STATED EXERCISE: Go through the material and pull out every line with the string "Koun" in it.

(Data records)
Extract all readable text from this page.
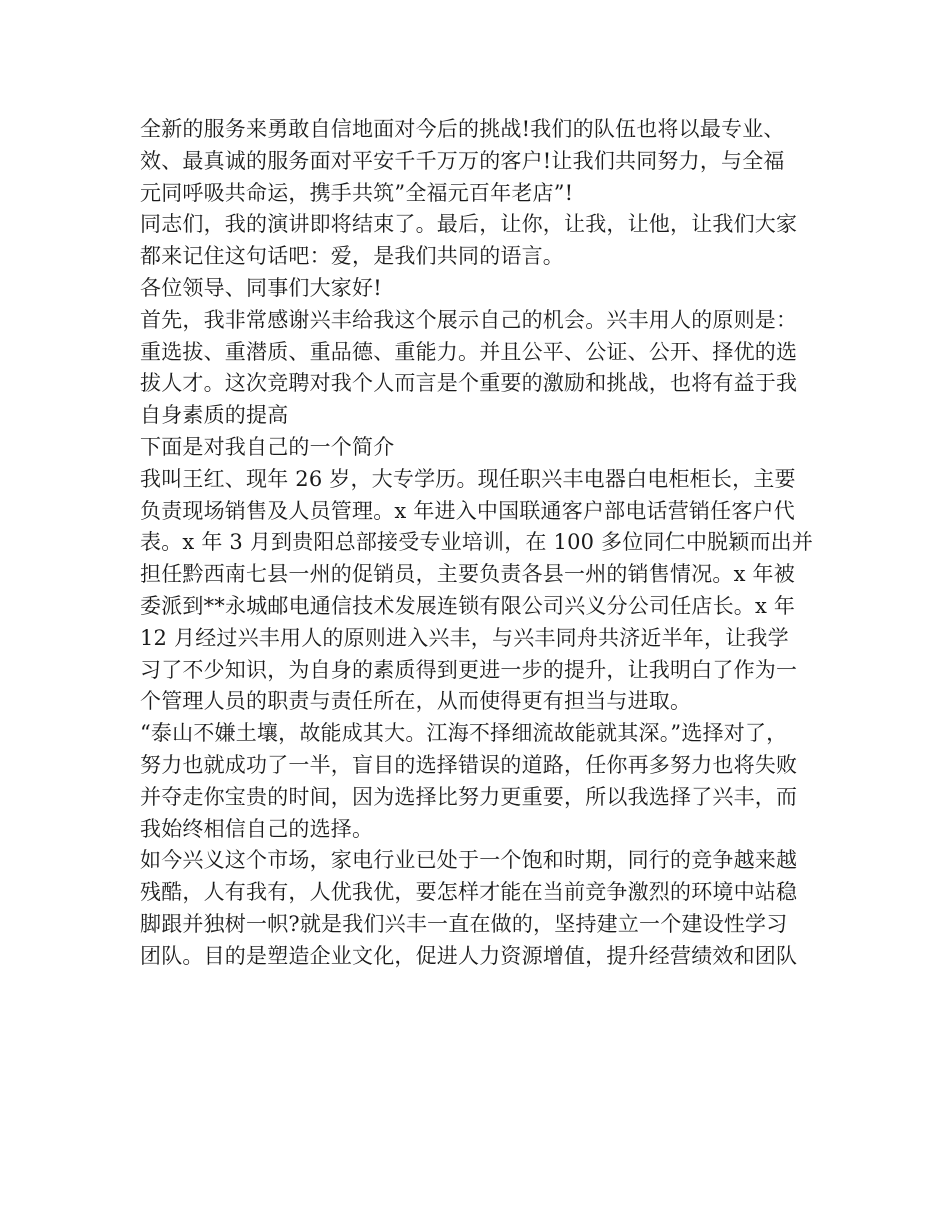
全新的服务来勇敢自信地面对今后的挑战!我们的队伍也将以最专业、
效、最真诚的服务面对平安千千万万的客户!让我们共同努力，与全福
元同呼吸共命运，携手共筑”全福元百年老店”!
同志们，我的演讲即将结束了。最后，让你，让我，让他，让我们大家
都来记住这句话吧：爱，是我们共同的语言。
各位领导、同事们大家好!
首先，我非常感谢兴丰给我这个展示自己的机会。兴丰用人的原则是：
重选拔、重潜质、重品德、重能力。并且公平、公证、公开、择优的选
拔人才。这次竞聘对我个人而言是个重要的激励和挑战，也将有益于我
自身素质的提高
下面是对我自己的一个简介
我叫王红、现年 26 岁，大专学历。现任职兴丰电器白电柜柜长，主要
负责现场销售及人员管理。x 年进入中国联通客户部电话营销任客户代
表。x 年 3 月到贵阳总部接受专业培训，在 100 多位同仁中脱颖而出并
担任黔西南七县一州的促销员，主要负责各县一州的销售情况。x 年被
委派到**永城邮电通信技术发展连锁有限公司兴义分公司任店长。x 年
12 月经过兴丰用人的原则进入兴丰，与兴丰同舟共济近半年，让我学
习了不少知识，为自身的素质得到更进一步的提升，让我明白了作为一
个管理人员的职责与责任所在，从而使得更有担当与进取。
“泰山不嫌土壤，故能成其大。江海不择细流故能就其深。”选择对了，
努力也就成功了一半，盲目的选择错误的道路，任你再多努力也将失败
并夺走你宝贵的时间，因为选择比努力更重要，所以我选择了兴丰，而
我始终相信自己的选择。
如今兴义这个市场，家电行业已处于一个饱和时期，同行的竞争越来越
残酷，人有我有，人优我优，要怎样才能在当前竞争激烈的环境中站稳
脚跟并独树一帜?就是我们兴丰一直在做的，坚持建立一个建设性学习
团队。目的是塑造企业文化，促进人力资源增值，提升经营绩效和团队
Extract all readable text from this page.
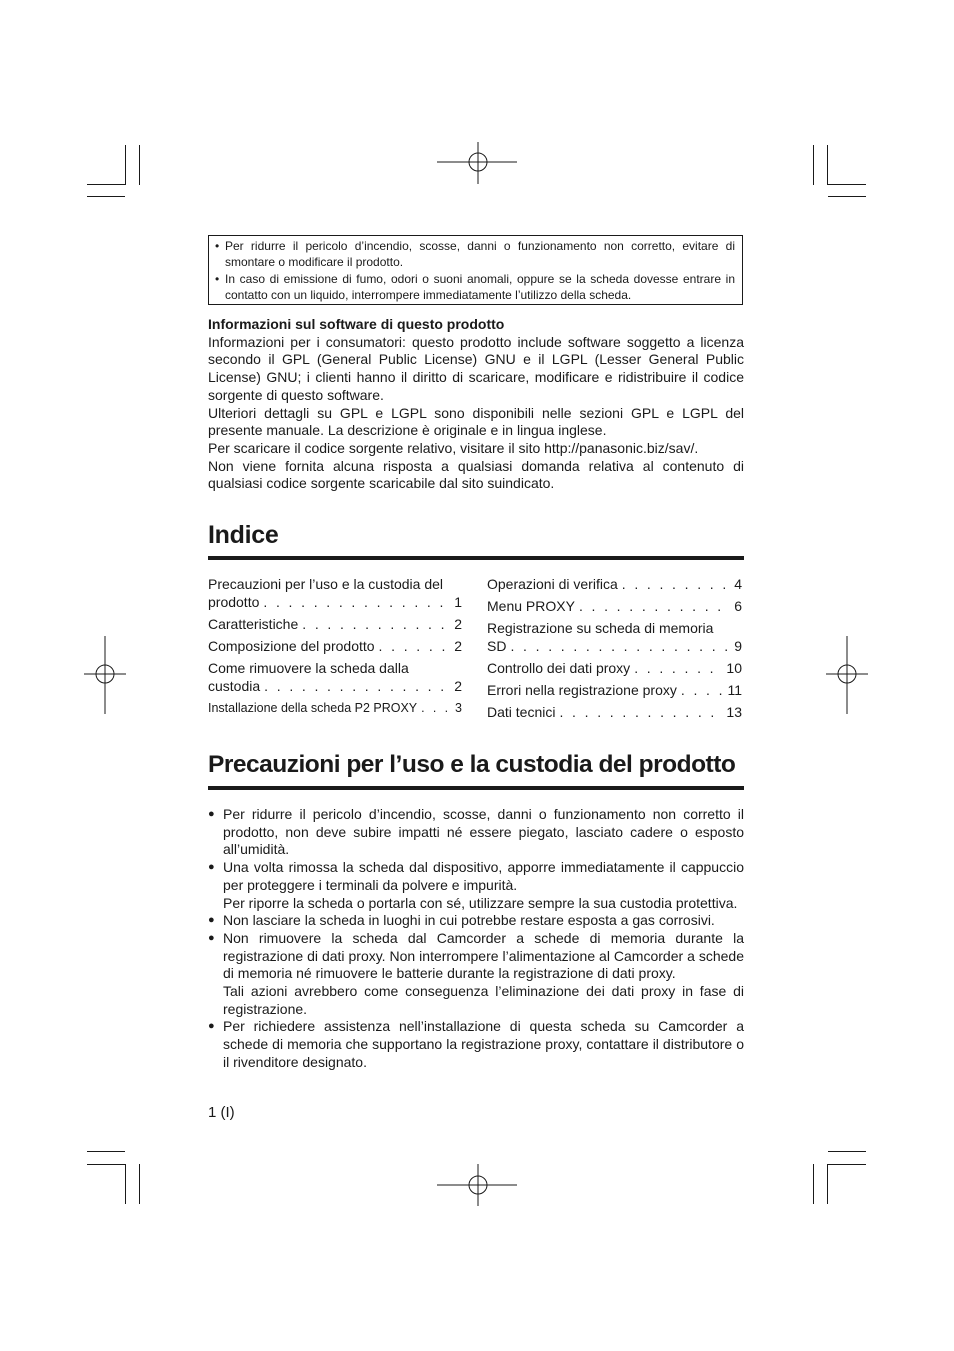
• Per ridurre il pericolo d’incendio, scosse, danni o funzionamento non corretto, evitare di smontare o modificare il prodotto.
• In caso di emissione di fumo, odori o suoni anomali, oppure se la scheda dovesse entrare in contatto con un liquido, interrompere immediatamente l’utilizzo della scheda.

Informazioni sul software di questo prodotto

Informazioni per i consumatori: questo prodotto include software soggetto a licenza secondo il GPL (General Public License) GNU e il LGPL (Lesser General Public License) GNU; i clienti hanno il diritto di scaricare, modificare e ridistribuire il codice sorgente di questo software.

Ulteriori dettagli su GPL e LGPL sono disponibili nelle sezioni GPL e LGPL del presente manuale. La descrizione è originale e in lingua inglese.

Per scaricare il codice sorgente relativo, visitare il sito http://panasonic.biz/sav/.

Non viene fornita alcuna risposta a qualsiasi domanda relativa al contenuto di qualsiasi codice sorgente scaricabile dal sito suindicato.

Indice
Precauzioni per l’uso e la custodia del
prodotto . . .	1
Caratteristiche . . .	2
Composizione del prodotto . . .	2
Come rimuovere la scheda dalla
custodia . . .	2
Installazione della scheda P2 PROXY . . .	3
Operazioni di verifica . . .	4
Menu PROXY . . .	6
Registrazione su scheda di memoria
SD . . .	9
Controllo dei dati proxy . . .	10
Errori nella registrazione proxy . . .	11
Dati tecnici . . .	13
Precauzioni per l’uso e la custodia del prodotto
● Per ridurre il pericolo d’incendio, scosse, danni o funzionamento non corretto il prodotto, non deve subire impatti né essere piegato, lasciato cadere o esposto all’umidità.
● Una volta rimossa la scheda dal dispositivo, apporre immediatamente il cappuccio per proteggere i terminali da polvere e impurità.
Per riporre la scheda o portarla con sé, utilizzare sempre la sua custodia protettiva.
● Non lasciare la scheda in luoghi in cui potrebbe restare esposta a gas corrosivi.
● Non rimuovere la scheda dal Camcorder a schede di memoria durante la registrazione di dati proxy. Non interrompere l’alimentazione al Camcorder a schede di memoria né rimuovere le batterie durante la registrazione di dati proxy.
Tali azioni avrebbero come conseguenza l’eliminazione dei dati proxy in fase di registrazione.
● Per richiedere assistenza nell’installazione di questa scheda su Camcorder a schede di memoria che supportano la registrazione proxy, contattare il distributore o il rivenditore designato.
1 (I)
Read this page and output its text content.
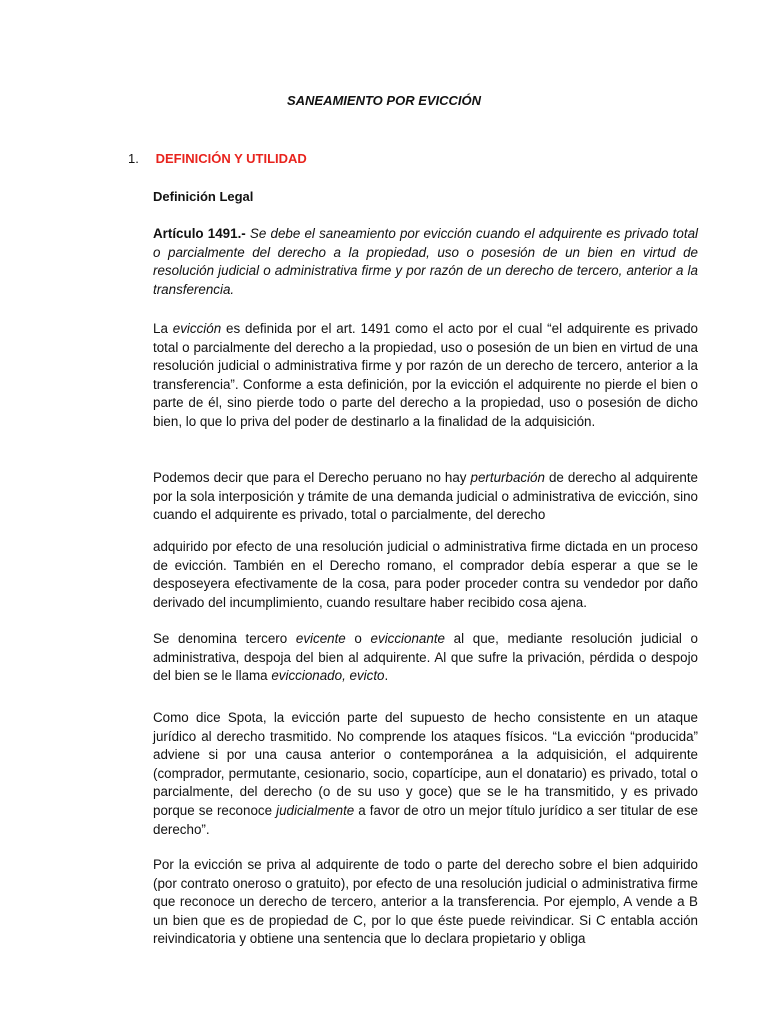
SANEAMIENTO POR EVICCIÓN
1. DEFINICIÓN Y UTILIDAD
Definición Legal

Artículo 1491.- Se debe el saneamiento por evicción cuando el adquirente es privado total o parcialmente del derecho a la propiedad, uso o posesión de un bien en virtud de resolución judicial o administrativa firme y por razón de un derecho de tercero, anterior a la transferencia.

La evicción es definida por el art. 1491 como el acto por el cual “el adquirente es privado total o parcialmente del derecho a la propiedad, uso o posesión de un bien en virtud de una resolución judicial o administrativa firme y por razón de un derecho de tercero, anterior a la transferencia”. Conforme a esta definición, por la evicción el adquirente no pierde el bien o parte de él, sino pierde todo o parte del derecho a la propiedad, uso o posesión de dicho bien, lo que lo priva del poder de destinarlo a la finalidad de la adquisición.

Podemos decir que para el Derecho peruano no hay perturbación de derecho al adquirente por la sola interposición y trámite de una demanda judicial o administrativa de evicción, sino cuando el adquirente es privado, total o parcialmente, del derecho

adquirido por efecto de una resolución judicial o administrativa firme dictada en un proceso de evicción. También en el Derecho romano, el comprador debía esperar a que se le desposeyera efectivamente de la cosa, para poder proceder contra su vendedor por daño derivado del incumplimiento, cuando resultare haber recibido cosa ajena.

Se denomina tercero evicente o eviccionante al que, mediante resolución judicial o administrativa, despoja del bien al adquirente. Al que sufre la privación, pérdida o despojo del bien se le llama eviccionado, evicto.

Como dice Spota, la evicción parte del supuesto de hecho consistente en un ataque jurídico al derecho trasmitido. No comprende los ataques físicos. “La evicción “producida” adviene si por una causa anterior o contemporánea a la adquisición, el adquirente (comprador, permutante, cesionario, socio, copartícipe, aun el donatario) es privado, total o parcialmente, del derecho (o de su uso y goce) que se le ha transmitido, y es privado porque se reconoce judicialmente a favor de otro un mejor título jurídico a ser titular de ese derecho”.

Por la evicción se priva al adquirente de todo o parte del derecho sobre el bien adquirido (por contrato oneroso o gratuito), por efecto de una resolución judicial o administrativa firme que reconoce un derecho de tercero, anterior a la transferencia. Por ejemplo, A vende a B un bien que es de propiedad de C, por lo que éste puede reivindicar. Si C entabla acción reivindicatoria y obtiene una sentencia que lo declara propietario y obliga
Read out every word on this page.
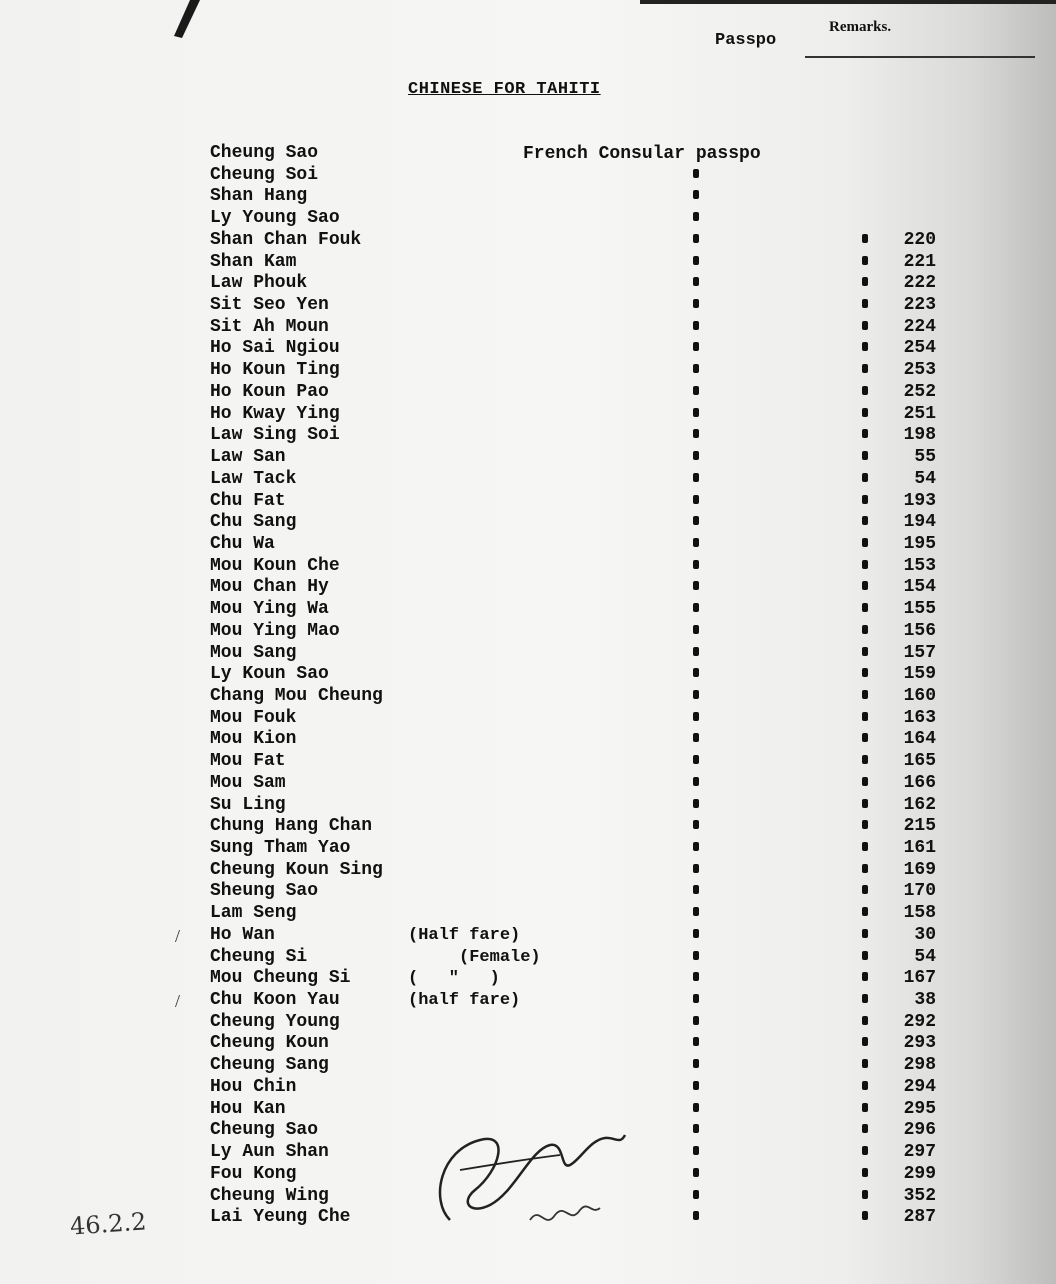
Remarks.
Passpo
CHINESE FOR TAHITI
French Consular passpo
Cheung Sao
Cheung Soi
Shan Hang
Ly Young Sao
Shan Chan Fouk	220
Shan Kam	221
Law Phouk	222
Sit Seo Yen	223
Sit Ah Moun	224
Ho Sai Ngiou	254
Ho Koun Ting	253
Ho Koun Pao	252
Ho Kway Ying	251
Law Sing Soi	198
Law San	55
Law Tack	54
Chu Fat	193
Chu Sang	194
Chu Wa	195
Mou Koun Che	153
Mou Chan Hy	154
Mou Ying Wa	155
Mou Ying Mao	156
Mou Sang	157
Ly Koun Sao	159
Chang Mou Cheung	160
Mou Fouk	163
Mou Kion	164
Mou Fat	165
Mou Sam	166
Su Ling	162
Chung Hang Chan	215
Sung Tham Yao	161
Cheung Koun Sing	169
Sheung Sao	170
Lam Seng	158
/ Ho Wan	(Half fare)	30
Cheung Si	(Female)	54
Mou Cheung Si	(   "   )	167
/ Chu Koon Yau	(half fare)	38
Cheung Young	292
Cheung Koun	293
Cheung Sang	298
Hou Chin	294
Hou Kan	295
Cheung Sao	296
Ly Aun Shan	297
Fou Kong	299
Cheung Wing	352
Lai Yeung Che	287
46.2.2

OUTPUT FOR THIS TASK:
Ho Koun Ting	253
Ho Koun Pao	252
Mou Koun Che	153
Ly Koun Sao	159
Cheung Koun Sing	169
Cheung Koun	293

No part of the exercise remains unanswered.